▶ [Objective] Report all lines holding "label".

▶ [Records shown]
--- start ---
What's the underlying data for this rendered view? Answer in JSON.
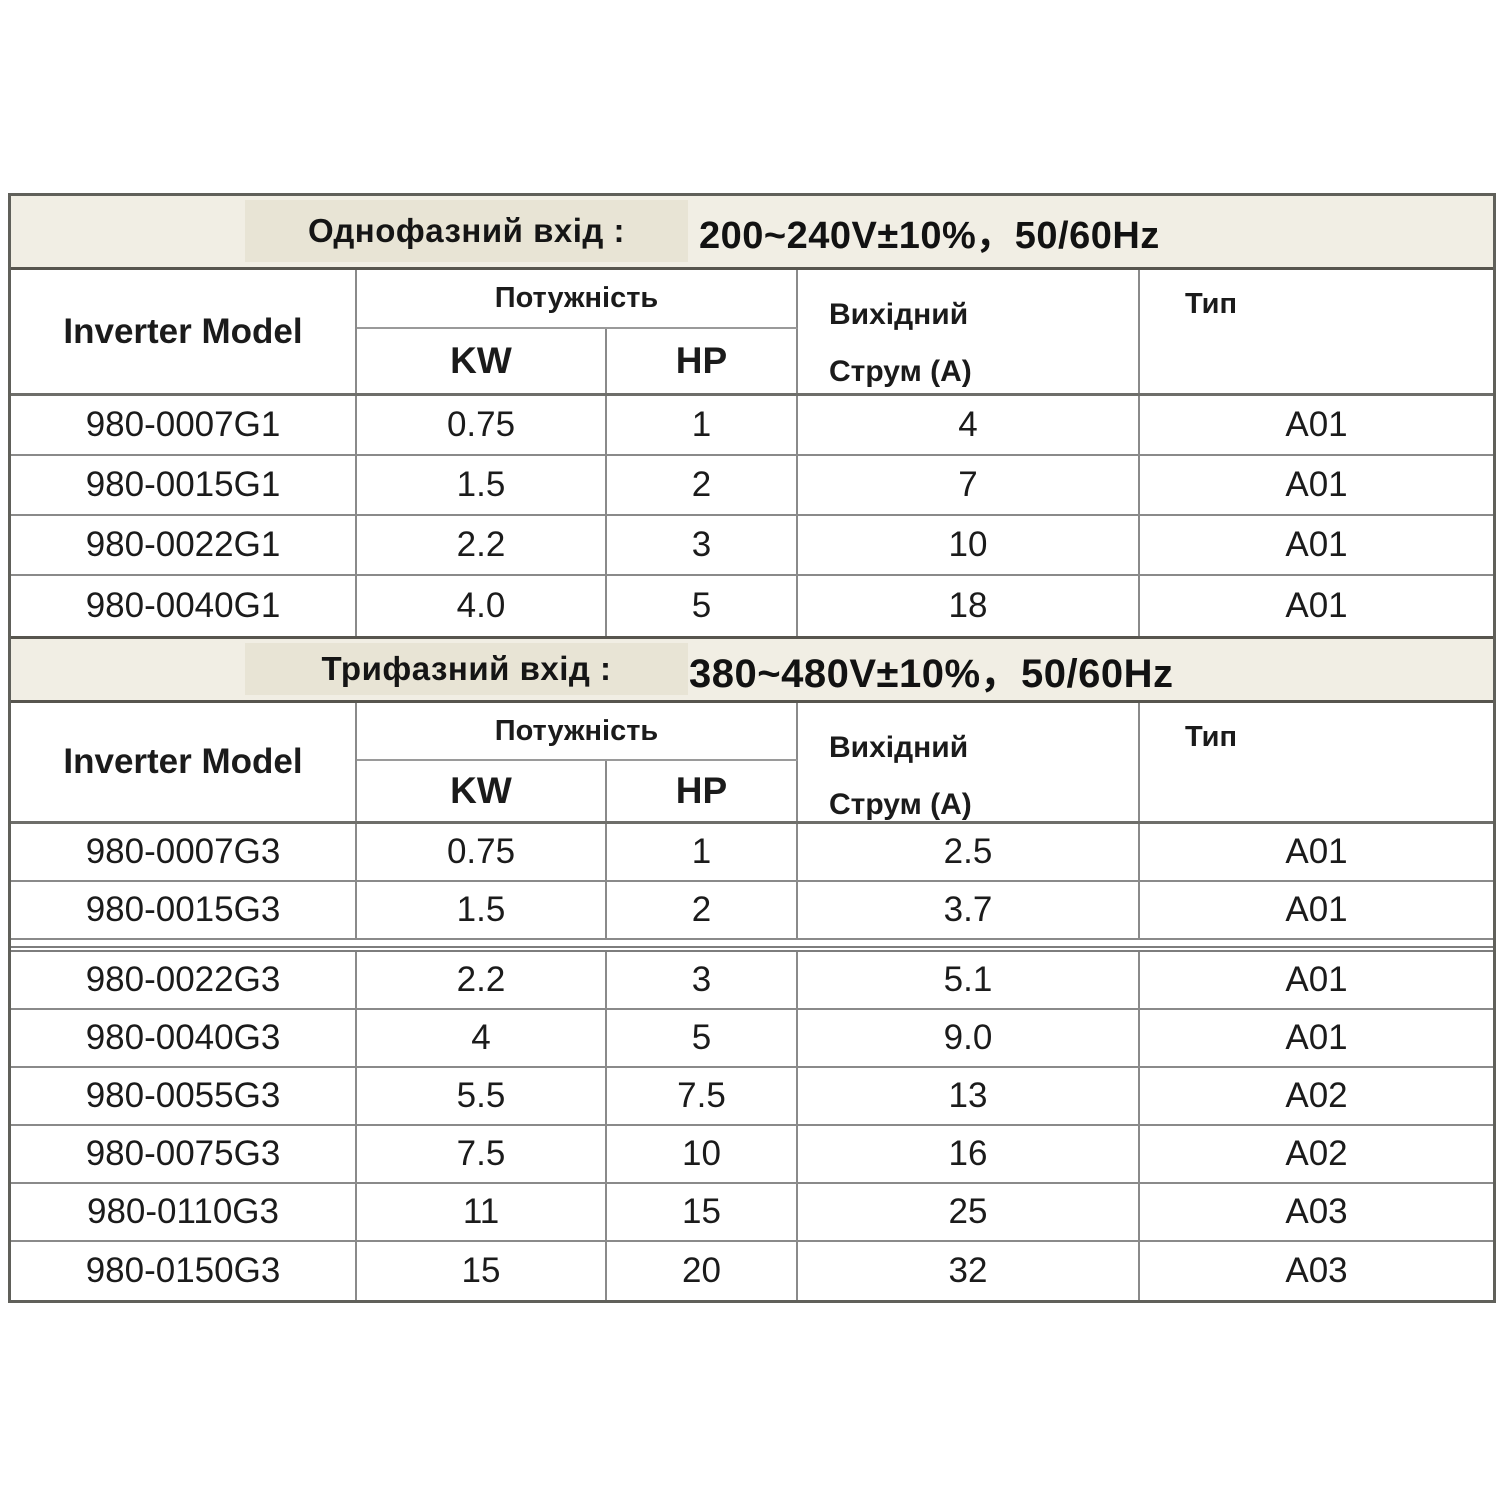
{
  "band1": {
    "label": "Однофазний вхід :",
    "spec": "200~240V±10%，50/60Hz"
  },
  "table1": {
    "header": {
      "model": "Inverter Model",
      "power": "Потужність",
      "kw": "KW",
      "hp": "HP",
      "current_line1": "Вихідний",
      "current_line2": "Струм (А)",
      "type": "Тип"
    },
    "rows": [
      {
        "model": "980-0007G1",
        "kw": "0.75",
        "hp": "1",
        "current": "4",
        "type": "A01"
      },
      {
        "model": "980-0015G1",
        "kw": "1.5",
        "hp": "2",
        "current": "7",
        "type": "A01"
      },
      {
        "model": "980-0022G1",
        "kw": "2.2",
        "hp": "3",
        "current": "10",
        "type": "A01"
      },
      {
        "model": "980-0040G1",
        "kw": "4.0",
        "hp": "5",
        "current": "18",
        "type": "A01"
      }
    ]
  },
  "band2": {
    "label": "Трифазний вхід :",
    "spec": "380~480V±10%，50/60Hz"
  },
  "table2": {
    "header": {
      "model": "Inverter Model",
      "power": "Потужність",
      "kw": "KW",
      "hp": "HP",
      "current_line1": "Вихідний",
      "current_line2": "Струм (А)",
      "type": "Тип"
    },
    "rows": [
      {
        "model": "980-0007G3",
        "kw": "0.75",
        "hp": "1",
        "current": "2.5",
        "type": "A01"
      },
      {
        "model": "980-0015G3",
        "kw": "1.5",
        "hp": "2",
        "current": "3.7",
        "type": "A01"
      },
      {
        "model": "980-0022G3",
        "kw": "2.2",
        "hp": "3",
        "current": "5.1",
        "type": "A01"
      },
      {
        "model": "980-0040G3",
        "kw": "4",
        "hp": "5",
        "current": "9.0",
        "type": "A01"
      },
      {
        "model": "980-0055G3",
        "kw": "5.5",
        "hp": "7.5",
        "current": "13",
        "type": "A02"
      },
      {
        "model": "980-0075G3",
        "kw": "7.5",
        "hp": "10",
        "current": "16",
        "type": "A02"
      },
      {
        "model": "980-0110G3",
        "kw": "11",
        "hp": "15",
        "current": "25",
        "type": "A03"
      },
      {
        "model": "980-0150G3",
        "kw": "15",
        "hp": "20",
        "current": "32",
        "type": "A03"
      }
    ]
  },
  "colors": {
    "band_bg": "#f1eee4",
    "band_box_bg": "#e8e4d5",
    "grid_border": "#8a8a8a",
    "outer_border": "#60605a",
    "text": "#1b1b1b"
  }
}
--- end ---
▶ [Reply]
    "label": "Однофазний вхід :",
    "label": "Трифазний вхід :",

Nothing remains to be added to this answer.